— Begin —

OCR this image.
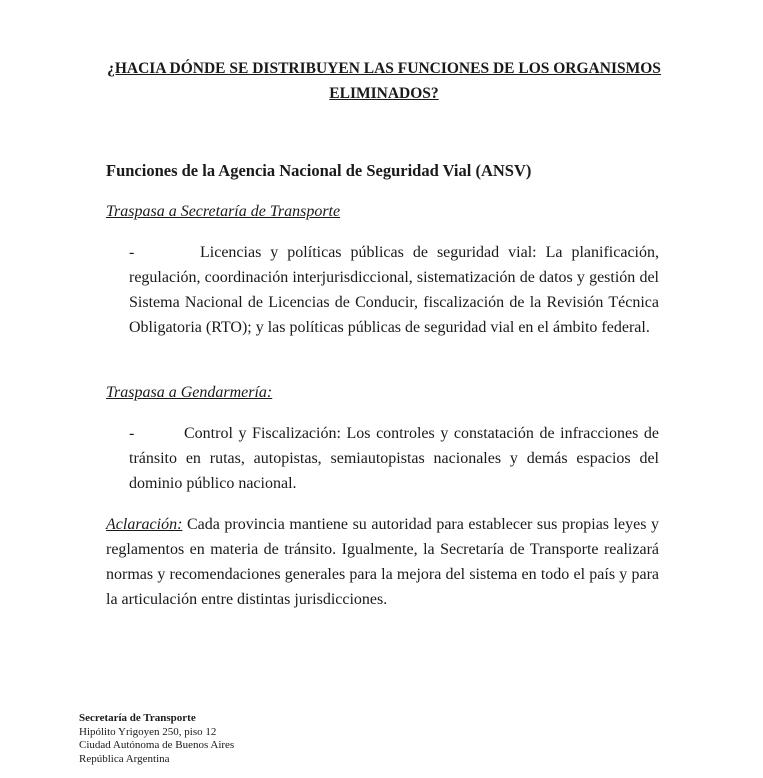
¿HACIA DÓNDE SE DISTRIBUYEN LAS FUNCIONES DE LOS ORGANISMOS ELIMINADOS?
Funciones de la Agencia Nacional de Seguridad Vial (ANSV)
Traspasa a Secretaría de Transporte
-	Licencias y políticas públicas de seguridad vial: La planificación, regulación, coordinación interjurisdiccional, sistematización de datos y gestión del Sistema Nacional de Licencias de Conducir, fiscalización de la Revisión Técnica Obligatoria (RTO); y las políticas públicas de seguridad vial en el ámbito federal.
Traspasa a Gendarmería:
-	Control y Fiscalización: Los controles y constatación de infracciones de tránsito en rutas, autopistas, semiautopistas nacionales y demás espacios del dominio público nacional.
Aclaración: Cada provincia mantiene su autoridad para establecer sus propias leyes y reglamentos en materia de tránsito. Igualmente, la Secretaría de Transporte realizará normas y recomendaciones generales para la mejora del sistema en todo el país y para la articulación entre distintas jurisdicciones.
Secretaría de Transporte
Hipólito Yrigoyen 250, piso 12
Ciudad Autónoma de Buenos Aires
República Argentina
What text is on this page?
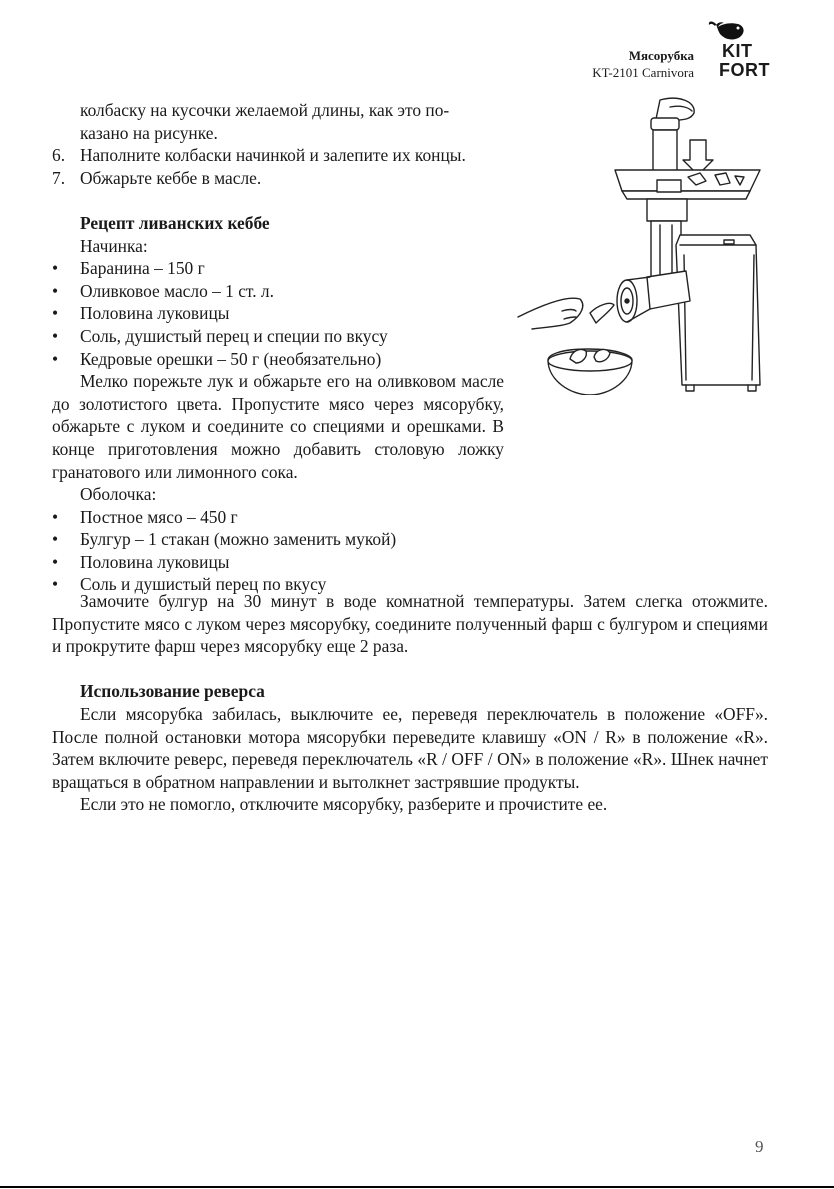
Мясорубка
KT-2101 Carnivora
KIT
FORT

колбаску на кусочки желаемой длины, как это по-

казано на рисунке.

6. Наполните колбаски начинкой и залепите их концы.

7. Обжарьте кеббе в масле.

Рецепт ливанских кеббе

Начинка:

• Баранина – 150 г

• Оливковое масло – 1 ст. л.

• Половина луковицы

• Соль, душистый перец и специи по вкусу

• Кедровые орешки – 50 г (необязательно)

Мелко порежьте лук и обжарьте его на оливковом масле до золотистого цвета. Пропустите мясо через мясорубку, обжарьте с луком и соедините со специями и орешками. В конце приготовления можно добавить столовую ложку гранатового или лимонного сока.

Оболочка:

• Постное мясо – 450 г

• Булгур – 1 стакан (можно заменить мукой)

• Половина луковицы

• Соль и душистый перец по вкусу

Замочите булгур на 30 минут в воде комнатной температуры. Затем слегка отожмите. Пропустите мясо с луком через мясорубку, соедините полученный фарш с булгуром и специями и прокрутите фарш через мясорубку еще 2 раза.

Использование реверса

Если мясорубка забилась, выключите ее, переведя переключатель в положение «OFF». После полной остановки мотора мясорубки переведите клавишу «ON / R» в положение «R». Затем включите реверс, переведя переключатель «R / OFF / ON» в положение «R». Шнек начнет вращаться в обратном направлении и вытолкнет застрявшие продукты.

Если это не помогло, отключите мясорубку, разберите и прочистите ее.

9
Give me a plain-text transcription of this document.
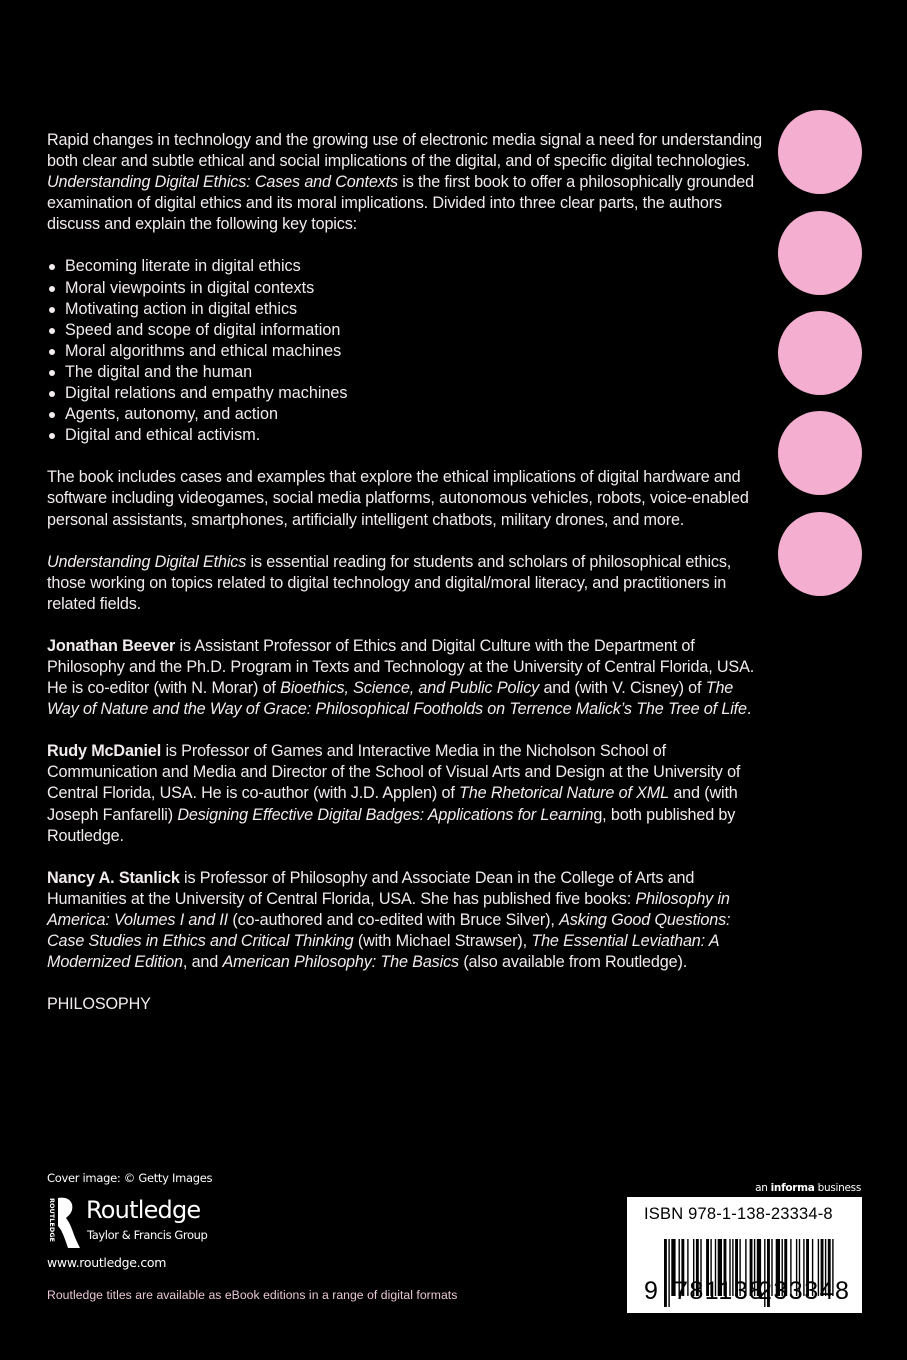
Rapid changes in technology and the growing use of electronic media signal a need for understanding both clear and subtle ethical and social implications of the digital, and of specific digital technologies. Understanding Digital Ethics: Cases and Contexts is the first book to offer a philosophically grounded examination of digital ethics and its moral implications. Divided into three clear parts, the authors discuss and explain the following key topics:

Becoming literate in digital ethics
Moral viewpoints in digital contexts
Motivating action in digital ethics
Speed and scope of digital information
Moral algorithms and ethical machines
The digital and the human
Digital relations and empathy machines
Agents, autonomy, and action
Digital and ethical activism.

The book includes cases and examples that explore the ethical implications of digital hardware and software including videogames, social media platforms, autonomous vehicles, robots, voice-enabled personal assistants, smartphones, artificially intelligent chatbots, military drones, and more.

Understanding Digital Ethics is essential reading for students and scholars of philosophical ethics, those working on topics related to digital technology and digital/moral literacy, and practitioners in related fields.

Jonathan Beever is Assistant Professor of Ethics and Digital Culture with the Department of Philosophy and the Ph.D. Program in Texts and Technology at the University of Central Florida, USA. He is co-editor (with N. Morar) of Bioethics, Science, and Public Policy and (with V. Cisney) of The Way of Nature and the Way of Grace: Philosophical Footholds on Terrence Malick’s The Tree of Life.

Rudy McDaniel is Professor of Games and Interactive Media in the Nicholson School of Communication and Media and Director of the School of Visual Arts and Design at the University of Central Florida, USA. He is co-author (with J.D. Applen) of The Rhetorical Nature of XML and (with Joseph Fanfarelli) Designing Effective Digital Badges: Applications for Learning, both published by Routledge.

Nancy A. Stanlick is Professor of Philosophy and Associate Dean in the College of Arts and Humanities at the University of Central Florida, USA. She has published five books: Philosophy in America: Volumes I and II (co-authored and co-edited with Bruce Silver), Asking Good Questions: Case Studies in Ethics and Critical Thinking (with Michael Strawser), The Essential Leviathan: A Modernized Edition, and American Philosophy: The Basics (also available from Routledge).

PHILOSOPHY

Cover image: © Getty Images
ROUTLEDGE Routledge
Taylor & Francis Group
www.routledge.com
Routledge titles are available as eBook editions in a range of digital formats
an informa business
ISBN 978-1-138-23334-8
9 781138
233348
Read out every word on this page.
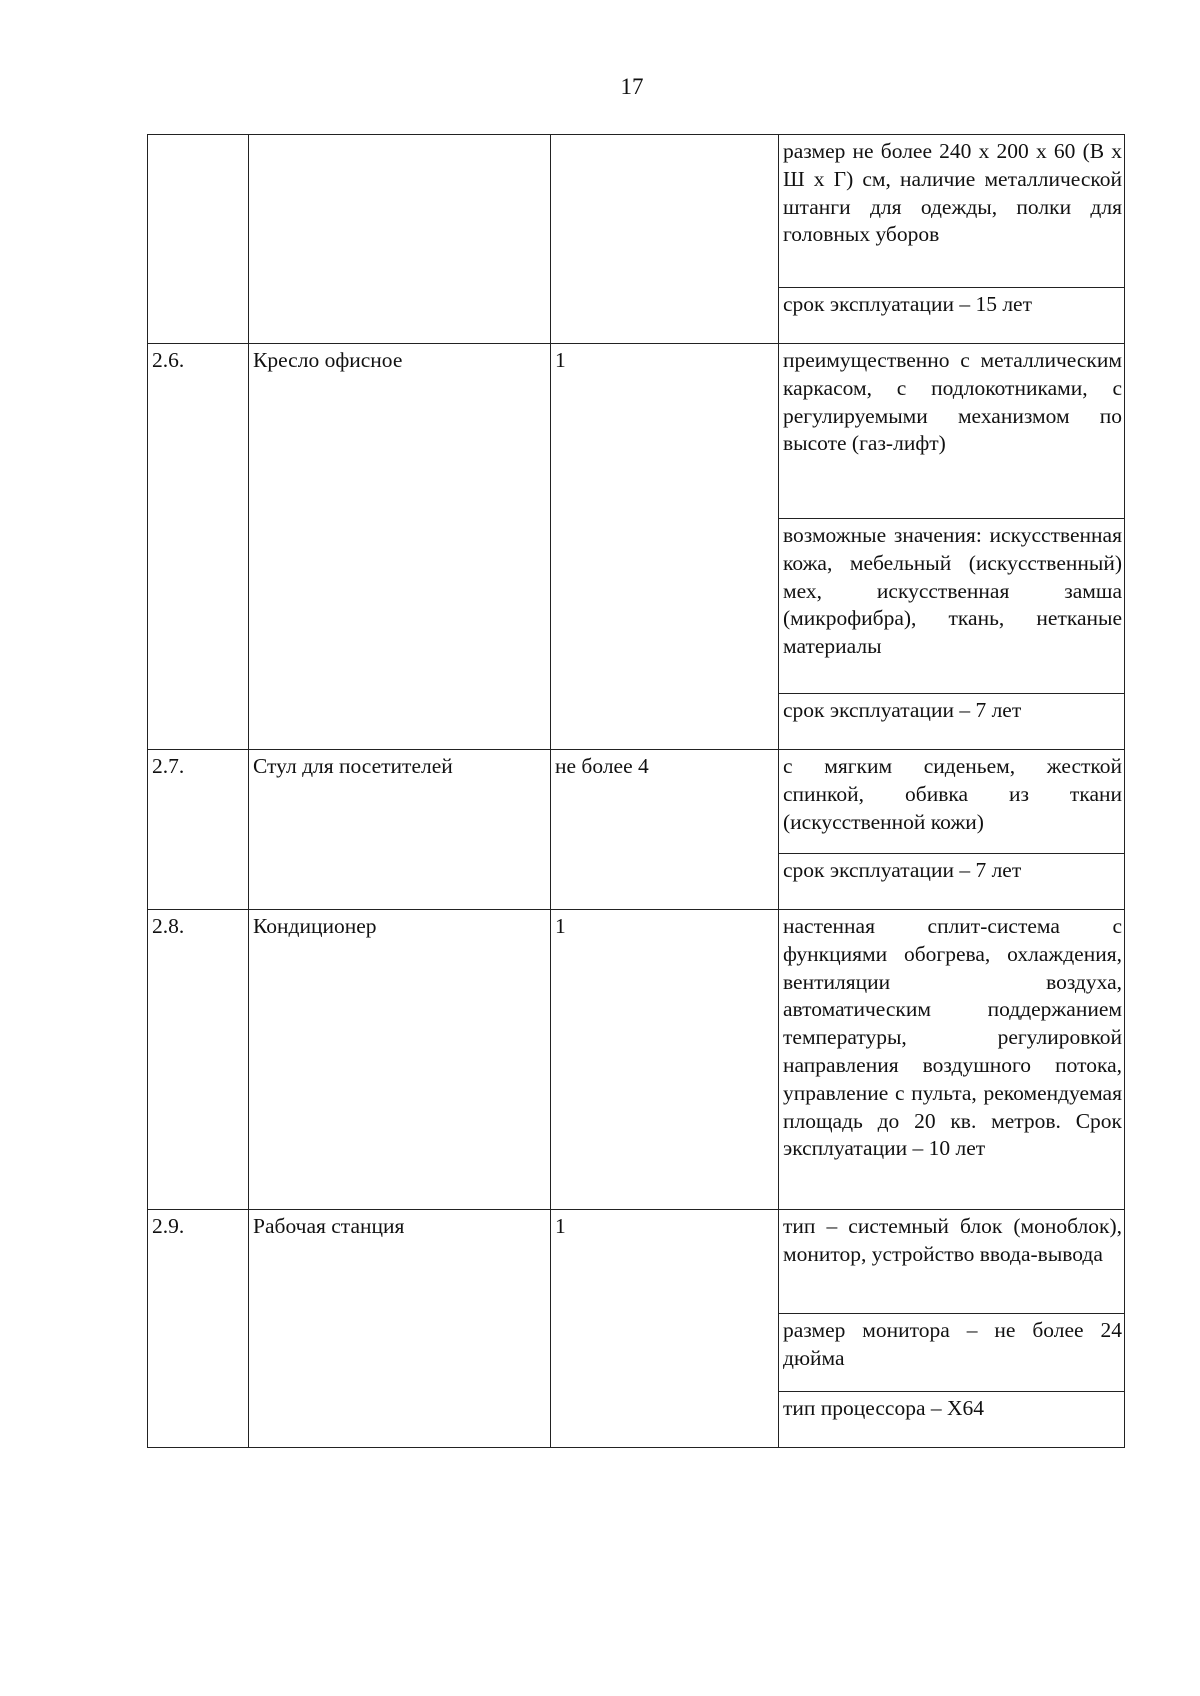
17
			размер не более 240 х 200 х 60 (В х Ш х Г) см, наличие металлической штанги для одежды, полки для головных уборов
			срок эксплуатации – 15 лет
2.6.	Кресло офисное	1	преимущественно с металлическим каркасом, с подлокотниками, с регулируемыми механизмом по высоте (газ-лифт)
			возможные значения: искусственная кожа, мебельный (искусственный) мех, искусственная замша (микрофибра), ткань, нетканые материалы
			срок эксплуатации – 7 лет
2.7.	Стул для посетителей	не более 4	с мягким сиденьем, жесткой спинкой, обивка из ткани (искусственной кожи)
			срок эксплуатации – 7 лет
2.8.	Кондиционер	1	настенная сплит-система с функциями обогрева, охлаждения, вентиляции воздуха, автоматическим поддержанием температуры, регулировкой направления воздушного потока, управление с пульта, рекомендуемая площадь до 20 кв. метров. Срок эксплуатации – 10 лет
2.9.	Рабочая станция	1	тип – системный блок (моноблок), монитор, устройство ввода-вывода
			размер монитора – не более 24 дюйма
			тип процессора – X64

— End —

Stated goal :: Above are the records; copy every line in them that holds the word "Соль".

Expected answer ::
• Соль, душистый перец и специи по вкусу
• Соль и душистый перец по вкусу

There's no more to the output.